• [What is expected]: Look over the lines below. Report each one that includes the string "screenshot".

--- begin Supplied records ---

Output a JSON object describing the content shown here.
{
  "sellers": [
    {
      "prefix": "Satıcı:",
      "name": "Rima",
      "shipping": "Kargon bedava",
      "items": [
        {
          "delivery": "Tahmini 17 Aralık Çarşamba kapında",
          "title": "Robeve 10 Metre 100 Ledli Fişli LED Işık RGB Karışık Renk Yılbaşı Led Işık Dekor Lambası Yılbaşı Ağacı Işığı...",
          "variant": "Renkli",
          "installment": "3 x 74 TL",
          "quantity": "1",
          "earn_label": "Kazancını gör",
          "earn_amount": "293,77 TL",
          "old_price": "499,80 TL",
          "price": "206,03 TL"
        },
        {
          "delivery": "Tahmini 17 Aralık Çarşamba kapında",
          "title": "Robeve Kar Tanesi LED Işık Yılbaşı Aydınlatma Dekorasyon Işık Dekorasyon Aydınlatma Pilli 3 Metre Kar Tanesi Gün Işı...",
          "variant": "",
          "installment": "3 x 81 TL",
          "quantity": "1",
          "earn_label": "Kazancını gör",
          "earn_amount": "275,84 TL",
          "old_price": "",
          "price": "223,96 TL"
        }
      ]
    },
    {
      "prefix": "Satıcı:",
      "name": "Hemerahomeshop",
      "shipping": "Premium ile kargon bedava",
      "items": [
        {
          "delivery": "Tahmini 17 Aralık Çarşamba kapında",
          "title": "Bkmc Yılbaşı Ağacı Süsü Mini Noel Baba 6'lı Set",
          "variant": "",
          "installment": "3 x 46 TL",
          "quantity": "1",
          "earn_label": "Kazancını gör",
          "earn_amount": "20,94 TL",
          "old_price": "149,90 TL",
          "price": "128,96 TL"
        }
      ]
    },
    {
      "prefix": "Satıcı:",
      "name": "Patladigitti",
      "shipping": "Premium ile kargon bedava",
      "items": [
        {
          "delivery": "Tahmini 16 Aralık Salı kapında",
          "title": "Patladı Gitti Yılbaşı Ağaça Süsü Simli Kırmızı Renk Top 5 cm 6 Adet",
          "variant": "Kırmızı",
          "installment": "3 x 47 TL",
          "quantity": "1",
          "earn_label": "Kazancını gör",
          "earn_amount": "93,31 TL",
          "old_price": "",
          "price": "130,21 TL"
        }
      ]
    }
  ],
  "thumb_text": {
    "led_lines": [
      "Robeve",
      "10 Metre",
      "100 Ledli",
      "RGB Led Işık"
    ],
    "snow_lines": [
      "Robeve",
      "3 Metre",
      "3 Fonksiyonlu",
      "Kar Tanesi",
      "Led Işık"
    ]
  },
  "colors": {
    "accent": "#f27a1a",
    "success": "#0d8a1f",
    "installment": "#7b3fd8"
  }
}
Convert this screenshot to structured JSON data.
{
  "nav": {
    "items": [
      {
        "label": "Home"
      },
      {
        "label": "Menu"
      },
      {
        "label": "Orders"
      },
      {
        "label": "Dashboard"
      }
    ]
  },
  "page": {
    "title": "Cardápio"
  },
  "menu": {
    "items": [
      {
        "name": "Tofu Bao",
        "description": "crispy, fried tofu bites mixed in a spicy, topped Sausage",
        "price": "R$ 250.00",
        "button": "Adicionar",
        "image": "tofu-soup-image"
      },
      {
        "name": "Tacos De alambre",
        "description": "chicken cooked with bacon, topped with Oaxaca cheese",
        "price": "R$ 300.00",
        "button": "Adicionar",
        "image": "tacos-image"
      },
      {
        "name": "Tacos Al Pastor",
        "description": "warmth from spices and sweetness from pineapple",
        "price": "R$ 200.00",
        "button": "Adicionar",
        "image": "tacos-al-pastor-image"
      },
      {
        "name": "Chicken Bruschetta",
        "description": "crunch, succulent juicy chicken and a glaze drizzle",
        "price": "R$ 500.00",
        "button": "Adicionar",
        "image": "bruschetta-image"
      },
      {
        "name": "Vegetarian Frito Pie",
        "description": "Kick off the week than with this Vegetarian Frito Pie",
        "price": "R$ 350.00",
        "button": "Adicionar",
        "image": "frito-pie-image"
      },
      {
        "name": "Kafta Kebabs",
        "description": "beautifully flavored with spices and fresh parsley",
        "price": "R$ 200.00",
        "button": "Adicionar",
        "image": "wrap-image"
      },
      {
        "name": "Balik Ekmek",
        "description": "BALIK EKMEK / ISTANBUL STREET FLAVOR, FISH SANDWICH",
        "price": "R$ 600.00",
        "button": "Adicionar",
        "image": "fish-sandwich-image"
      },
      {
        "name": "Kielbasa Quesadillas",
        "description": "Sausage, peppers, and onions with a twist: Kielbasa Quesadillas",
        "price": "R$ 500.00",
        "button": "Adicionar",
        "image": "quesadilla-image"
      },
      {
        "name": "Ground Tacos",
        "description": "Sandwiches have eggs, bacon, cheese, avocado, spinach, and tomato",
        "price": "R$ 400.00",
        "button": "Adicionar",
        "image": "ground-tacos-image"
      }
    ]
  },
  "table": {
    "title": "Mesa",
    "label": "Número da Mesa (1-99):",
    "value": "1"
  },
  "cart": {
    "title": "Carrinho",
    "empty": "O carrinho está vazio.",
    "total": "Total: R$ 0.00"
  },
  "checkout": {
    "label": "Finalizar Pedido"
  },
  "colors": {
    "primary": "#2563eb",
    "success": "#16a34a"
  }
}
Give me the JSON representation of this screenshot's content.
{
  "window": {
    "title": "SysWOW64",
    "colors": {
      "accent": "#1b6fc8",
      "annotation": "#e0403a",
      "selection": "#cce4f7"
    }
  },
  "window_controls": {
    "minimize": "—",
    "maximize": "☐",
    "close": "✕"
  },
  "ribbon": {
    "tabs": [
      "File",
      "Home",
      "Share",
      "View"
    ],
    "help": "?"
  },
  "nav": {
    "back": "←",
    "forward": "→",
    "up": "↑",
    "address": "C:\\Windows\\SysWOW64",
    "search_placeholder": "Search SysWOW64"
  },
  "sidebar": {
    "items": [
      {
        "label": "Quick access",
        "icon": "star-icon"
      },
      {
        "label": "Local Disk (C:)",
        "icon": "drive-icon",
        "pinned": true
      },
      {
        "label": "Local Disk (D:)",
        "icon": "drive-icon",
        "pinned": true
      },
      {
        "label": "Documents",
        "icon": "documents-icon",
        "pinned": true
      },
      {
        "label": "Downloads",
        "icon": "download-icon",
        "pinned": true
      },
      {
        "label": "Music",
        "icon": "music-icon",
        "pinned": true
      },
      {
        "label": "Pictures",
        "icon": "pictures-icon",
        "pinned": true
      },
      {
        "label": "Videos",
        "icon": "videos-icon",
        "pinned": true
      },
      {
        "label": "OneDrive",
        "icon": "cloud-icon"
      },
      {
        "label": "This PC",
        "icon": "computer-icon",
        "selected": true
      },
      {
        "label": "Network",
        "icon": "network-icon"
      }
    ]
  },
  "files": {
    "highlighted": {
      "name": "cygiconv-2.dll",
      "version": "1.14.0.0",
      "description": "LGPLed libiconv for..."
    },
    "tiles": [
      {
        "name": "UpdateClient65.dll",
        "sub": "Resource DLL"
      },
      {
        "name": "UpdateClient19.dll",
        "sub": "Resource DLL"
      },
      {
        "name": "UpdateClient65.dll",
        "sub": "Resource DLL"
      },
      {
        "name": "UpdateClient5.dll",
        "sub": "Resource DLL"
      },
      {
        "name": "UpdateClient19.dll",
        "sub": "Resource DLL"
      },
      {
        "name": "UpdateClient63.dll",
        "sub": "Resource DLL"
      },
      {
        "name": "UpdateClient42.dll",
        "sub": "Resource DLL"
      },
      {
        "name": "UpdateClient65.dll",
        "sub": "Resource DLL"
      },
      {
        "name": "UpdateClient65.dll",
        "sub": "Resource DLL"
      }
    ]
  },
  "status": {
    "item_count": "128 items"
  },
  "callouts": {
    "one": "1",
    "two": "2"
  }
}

--- end Supplied records ---

• [Final answer]:
Convert this screenshot to structured JSON data.
Give me the JSON representation of this screenshot's content.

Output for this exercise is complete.